[START Material to process]

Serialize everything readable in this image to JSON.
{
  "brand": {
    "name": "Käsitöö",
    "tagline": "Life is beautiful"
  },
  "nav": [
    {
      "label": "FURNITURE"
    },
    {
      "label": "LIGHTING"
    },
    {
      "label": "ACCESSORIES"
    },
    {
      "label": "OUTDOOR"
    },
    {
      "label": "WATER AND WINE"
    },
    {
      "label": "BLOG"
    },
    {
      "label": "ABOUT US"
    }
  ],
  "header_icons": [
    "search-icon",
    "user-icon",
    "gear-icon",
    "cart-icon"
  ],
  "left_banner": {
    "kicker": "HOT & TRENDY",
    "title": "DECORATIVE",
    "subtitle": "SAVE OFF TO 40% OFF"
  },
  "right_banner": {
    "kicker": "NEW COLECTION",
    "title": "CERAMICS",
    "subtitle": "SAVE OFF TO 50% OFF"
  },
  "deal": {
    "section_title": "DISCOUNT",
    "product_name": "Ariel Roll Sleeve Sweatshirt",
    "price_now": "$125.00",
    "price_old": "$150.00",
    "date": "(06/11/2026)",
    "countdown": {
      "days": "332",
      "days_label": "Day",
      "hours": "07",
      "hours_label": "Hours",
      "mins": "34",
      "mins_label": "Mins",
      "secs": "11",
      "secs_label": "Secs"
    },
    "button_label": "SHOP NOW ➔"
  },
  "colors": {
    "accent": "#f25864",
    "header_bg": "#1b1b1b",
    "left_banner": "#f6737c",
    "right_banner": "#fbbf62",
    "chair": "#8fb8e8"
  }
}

[END Material to process]

Given instruction = Return the listing above in full, character for character.

Reply =
Serialize everything readable in this image to JSON.
{
  "brand": {
    "name": "Käsitöö",
    "tagline": "Life is beautiful"
  },
  "nav": [
    {
      "label": "FURNITURE"
    },
    {
      "label": "LIGHTING"
    },
    {
      "label": "ACCESSORIES"
    },
    {
      "label": "OUTDOOR"
    },
    {
      "label": "WATER AND WINE"
    },
    {
      "label": "BLOG"
    },
    {
      "label": "ABOUT US"
    }
  ],
  "header_icons": [
    "search-icon",
    "user-icon",
    "gear-icon",
    "cart-icon"
  ],
  "left_banner": {
    "kicker": "HOT & TRENDY",
    "title": "DECORATIVE",
    "subtitle": "SAVE OFF TO 40% OFF"
  },
  "right_banner": {
    "kicker": "NEW COLECTION",
    "title": "CERAMICS",
    "subtitle": "SAVE OFF TO 50% OFF"
  },
  "deal": {
    "section_title": "DISCOUNT",
    "product_name": "Ariel Roll Sleeve Sweatshirt",
    "price_now": "$125.00",
    "price_old": "$150.00",
    "date": "(06/11/2026)",
    "countdown": {
      "days": "332",
      "days_label": "Day",
      "hours": "07",
      "hours_label": "Hours",
      "mins": "34",
      "mins_label": "Mins",
      "secs": "11",
      "secs_label": "Secs"
    },
    "button_label": "SHOP NOW ➔"
  },
  "colors": {
    "accent": "#f25864",
    "header_bg": "#1b1b1b",
    "left_banner": "#f6737c",
    "right_banner": "#fbbf62",
    "chair": "#8fb8e8"
  }
}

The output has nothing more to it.